───── DATASET RECORDS
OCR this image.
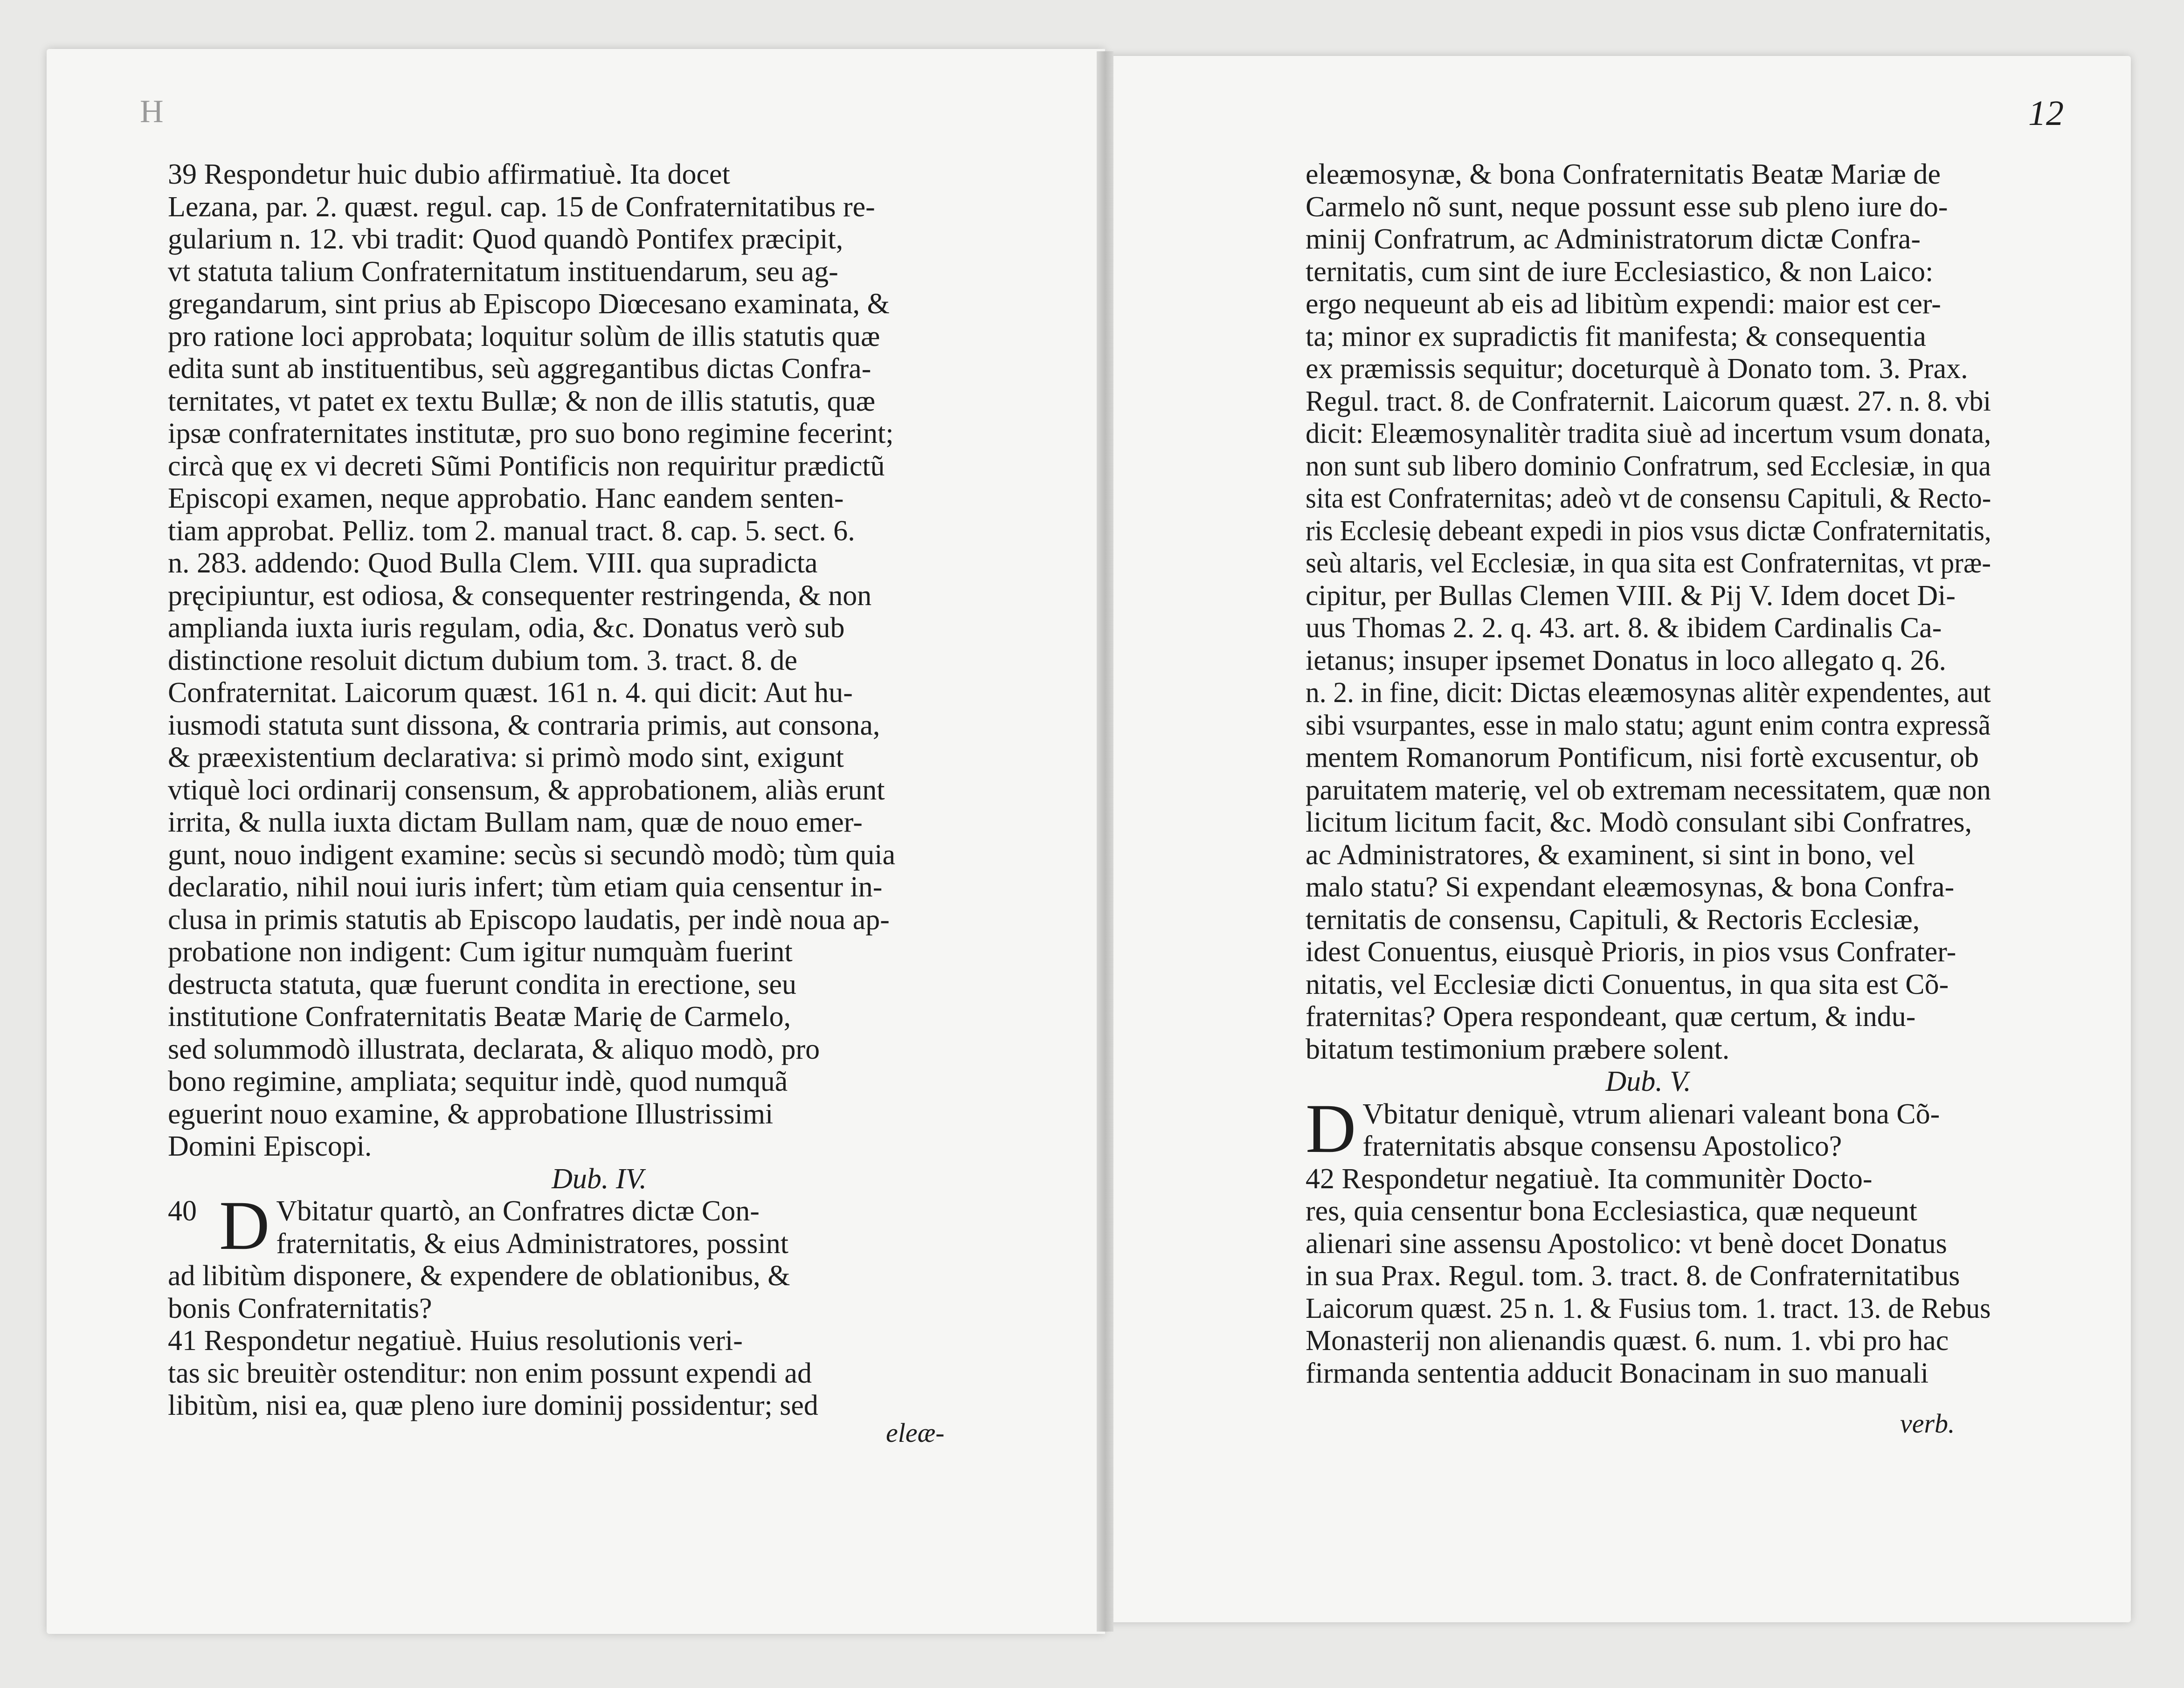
H	12
39 Respondetur huic dubio affirmatiuè. Ita docet
Lezana, par. 2. quæst. regul. cap. 15 de Confraternitatibus re-
gularium n. 12. vbi tradit: Quod quandò Pontifex præcipit,
vt statuta talium Confraternitatum instituendarum, seu ag-
gregandarum, sint prius ab Episcopo Diœcesano examinata, &
pro ratione loci approbata; loquitur solùm de illis statutis quæ
edita sunt ab instituentibus, seù aggregantibus dictas Confra-
ternitates, vt patet ex textu Bullæ; & non de illis statutis, quæ
ipsæ confraternitates institutæ, pro suo bono regimine fecerint;
circà quę ex vi decreti Sũmi Pontificis non requiritur prædictũ
Episcopi examen, neque approbatio. Hanc eandem senten-
tiam approbat. Pelliz. tom 2. manual tract. 8. cap. 5. sect. 6.
n. 283. addendo: Quod Bulla Clem. VIII. qua supradicta
pręcipiuntur, est odiosa, & consequenter restringenda, & non
amplianda iuxta iuris regulam, odia, &c. Donatus verò sub
distinctione resoluit dictum dubium tom. 3. tract. 8. de
Confraternitat. Laicorum quæst. 161 n. 4. qui dicit: Aut hu-
iusmodi statuta sunt dissona, & contraria primis, aut consona,
& præexistentium declarativa: si primò modo sint, exigunt
vtiquè loci ordinarij consensum, & approbationem, aliàs erunt
irrita, & nulla iuxta dictam Bullam nam, quæ de nouo emer-
gunt, nouo indigent examine: secùs si secundò modò; tùm quia
declaratio, nihil noui iuris infert; tùm etiam quia censentur in-
clusa in primis statutis ab Episcopo laudatis, per indè noua ap-
probatione non indigent: Cum igitur numquàm fuerint
destructa statuta, quæ fuerunt condita in erectione, seu
institutione Confraternitatis Beatæ Marię de Carmelo,
sed solummodò illustrata, declarata, & aliquo modò, pro
bono regimine, ampliata; sequitur indè, quod numquã
eguerint nouo examine, & approbatione Illustrissimi
Domini Episcopi.
Dub. IV.
40 D Vbitatur quartò, an Confratres dictæ Con-
fraternitatis, & eius Administratores, possint
ad libitùm disponere, & expendere de oblationibus, &
bonis Confraternitatis?
41 Respondetur negatiuè. Huius resolutionis veri-
tas sic breuitèr ostenditur: non enim possunt expendi ad
libitùm, nisi ea, quæ pleno iure dominij possidentur; sed
eleæ-
eleæmosynæ, & bona Confraternitatis Beatæ Mariæ de
Carmelo nõ sunt, neque possunt esse sub pleno iure do-
minij Confratrum, ac Administratorum dictæ Confra-
ternitatis, cum sint de iure Ecclesiastico, & non Laico:
ergo nequeunt ab eis ad libitùm expendi: maior est cer-
ta; minor ex supradictis fit manifesta; & consequentia
ex præmissis sequitur; doceturquè à Donato tom. 3. Prax.
Regul. tract. 8. de Confraternit. Laicorum quæst. 27. n. 8. vbi
dicit: Eleæmosynalitèr tradita siuè ad incertum vsum donata,
non sunt sub libero dominio Confratrum, sed Ecclesiæ, in qua
sita est Confraternitas; adeò vt de consensu Capituli, & Recto-
ris Ecclesię debeant expedi in pios vsus dictæ Confraternitatis,
seù altaris, vel Ecclesiæ, in qua sita est Confraternitas, vt præ-
cipitur, per Bullas Clemen VIII. & Pij V. Idem docet Di-
uus Thomas 2. 2. q. 43. art. 8. & ibidem Cardinalis Ca-
ietanus; insuper ipsemet Donatus in loco allegato q. 26.
n. 2. in fine, dicit: Dictas eleæmosynas alitèr expendentes, aut
sibi vsurpantes, esse in malo statu; agunt enim contra expressã
mentem Romanorum Pontificum, nisi fortè excusentur, ob
paruitatem materię, vel ob extremam necessitatem, quæ non
licitum licitum facit, &c. Modò consulant sibi Confratres,
ac Administratores, & examinent, si sint in bono, vel
malo statu? Si expendant eleæmosynas, & bona Confra-
ternitatis de consensu, Capituli, & Rectoris Ecclesiæ,
idest Conuentus, eiusquè Prioris, in pios vsus Confrater-
nitatis, vel Ecclesiæ dicti Conuentus, in qua sita est Cõ-
fraternitas? Opera respondeant, quæ certum, & indu-
bitatum testimonium præbere solent.
Dub. V.
D Vbitatur deniquè, vtrum alienari valeant bona Cõ-
fraternitatis absque consensu Apostolico?
42 Respondetur negatiuè. Ita communitèr Docto-
res, quia censentur bona Ecclesiastica, quæ nequeunt
alienari sine assensu Apostolico: vt benè docet Donatus
in sua Prax. Regul. tom. 3. tract. 8. de Confraternitatibus
Laicorum quæst. 25 n. 1. & Fusius tom. 1. tract. 13. de Rebus
Monasterij non alienandis quæst. 6. num. 1. vbi pro hac
firmanda sententia adducit Bonacinam in suo manuali
verb.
──────────
OBJECTIVE: Repeat all the data as it stands, dropping any images it holds.

CORRECT OUTPUT:
OCR this image.
H	12
39 Respondetur huic dubio affirmatiuè. Ita docet
Lezana, par. 2. quæst. regul. cap. 15 de Confraternitatibus re-
gularium n. 12. vbi tradit: Quod quandò Pontifex præcipit,
vt statuta talium Confraternitatum instituendarum, seu ag-
gregandarum, sint prius ab Episcopo Diœcesano examinata, &
pro ratione loci approbata; loquitur solùm de illis statutis quæ
edita sunt ab instituentibus, seù aggregantibus dictas Confra-
ternitates, vt patet ex textu Bullæ; & non de illis statutis, quæ
ipsæ confraternitates institutæ, pro suo bono regimine fecerint;
circà quę ex vi decreti Sũmi Pontificis non requiritur prædictũ
Episcopi examen, neque approbatio. Hanc eandem senten-
tiam approbat. Pelliz. tom 2. manual tract. 8. cap. 5. sect. 6.
n. 283. addendo: Quod Bulla Clem. VIII. qua supradicta
pręcipiuntur, est odiosa, & consequenter restringenda, & non
amplianda iuxta iuris regulam, odia, &c. Donatus verò sub
distinctione resoluit dictum dubium tom. 3. tract. 8. de
Confraternitat. Laicorum quæst. 161 n. 4. qui dicit: Aut hu-
iusmodi statuta sunt dissona, & contraria primis, aut consona,
& præexistentium declarativa: si primò modo sint, exigunt
vtiquè loci ordinarij consensum, & approbationem, aliàs erunt
irrita, & nulla iuxta dictam Bullam nam, quæ de nouo emer-
gunt, nouo indigent examine: secùs si secundò modò; tùm quia
declaratio, nihil noui iuris infert; tùm etiam quia censentur in-
clusa in primis statutis ab Episcopo laudatis, per indè noua ap-
probatione non indigent: Cum igitur numquàm fuerint
destructa statuta, quæ fuerunt condita in erectione, seu
institutione Confraternitatis Beatæ Marię de Carmelo,
sed solummodò illustrata, declarata, & aliquo modò, pro
bono regimine, ampliata; sequitur indè, quod numquã
eguerint nouo examine, & approbatione Illustrissimi
Domini Episcopi.
Dub. IV.
40 D Vbitatur quartò, an Confratres dictæ Con-
fraternitatis, & eius Administratores, possint
ad libitùm disponere, & expendere de oblationibus, &
bonis Confraternitatis?
41 Respondetur negatiuè. Huius resolutionis veri-
tas sic breuitèr ostenditur: non enim possunt expendi ad
libitùm, nisi ea, quæ pleno iure dominij possidentur; sed
eleæ-
eleæmosynæ, & bona Confraternitatis Beatæ Mariæ de
Carmelo nõ sunt, neque possunt esse sub pleno iure do-
minij Confratrum, ac Administratorum dictæ Confra-
ternitatis, cum sint de iure Ecclesiastico, & non Laico:
ergo nequeunt ab eis ad libitùm expendi: maior est cer-
ta; minor ex supradictis fit manifesta; & consequentia
ex præmissis sequitur; doceturquè à Donato tom. 3. Prax.
Regul. tract. 8. de Confraternit. Laicorum quæst. 27. n. 8. vbi
dicit: Eleæmosynalitèr tradita siuè ad incertum vsum donata,
non sunt sub libero dominio Confratrum, sed Ecclesiæ, in qua
sita est Confraternitas; adeò vt de consensu Capituli, & Recto-
ris Ecclesię debeant expedi in pios vsus dictæ Confraternitatis,
seù altaris, vel Ecclesiæ, in qua sita est Confraternitas, vt præ-
cipitur, per Bullas Clemen VIII. & Pij V. Idem docet Di-
uus Thomas 2. 2. q. 43. art. 8. & ibidem Cardinalis Ca-
ietanus; insuper ipsemet Donatus in loco allegato q. 26.
n. 2. in fine, dicit: Dictas eleæmosynas alitèr expendentes, aut
sibi vsurpantes, esse in malo statu; agunt enim contra expressã
mentem Romanorum Pontificum, nisi fortè excusentur, ob
paruitatem materię, vel ob extremam necessitatem, quæ non
licitum licitum facit, &c. Modò consulant sibi Confratres,
ac Administratores, & examinent, si sint in bono, vel
malo statu? Si expendant eleæmosynas, & bona Confra-
ternitatis de consensu, Capituli, & Rectoris Ecclesiæ,
idest Conuentus, eiusquè Prioris, in pios vsus Confrater-
nitatis, vel Ecclesiæ dicti Conuentus, in qua sita est Cõ-
fraternitas? Opera respondeant, quæ certum, & indu-
bitatum testimonium præbere solent.
Dub. V.
D Vbitatur deniquè, vtrum alienari valeant bona Cõ-
fraternitatis absque consensu Apostolico?
42 Respondetur negatiuè. Ita communitèr Docto-
res, quia censentur bona Ecclesiastica, quæ nequeunt
alienari sine assensu Apostolico: vt benè docet Donatus
in sua Prax. Regul. tom. 3. tract. 8. de Confraternitatibus
Laicorum quæst. 25 n. 1. & Fusius tom. 1. tract. 13. de Rebus
Monasterij non alienandis quæst. 6. num. 1. vbi pro hac
firmanda sententia adducit Bonacinam in suo manuali
verb.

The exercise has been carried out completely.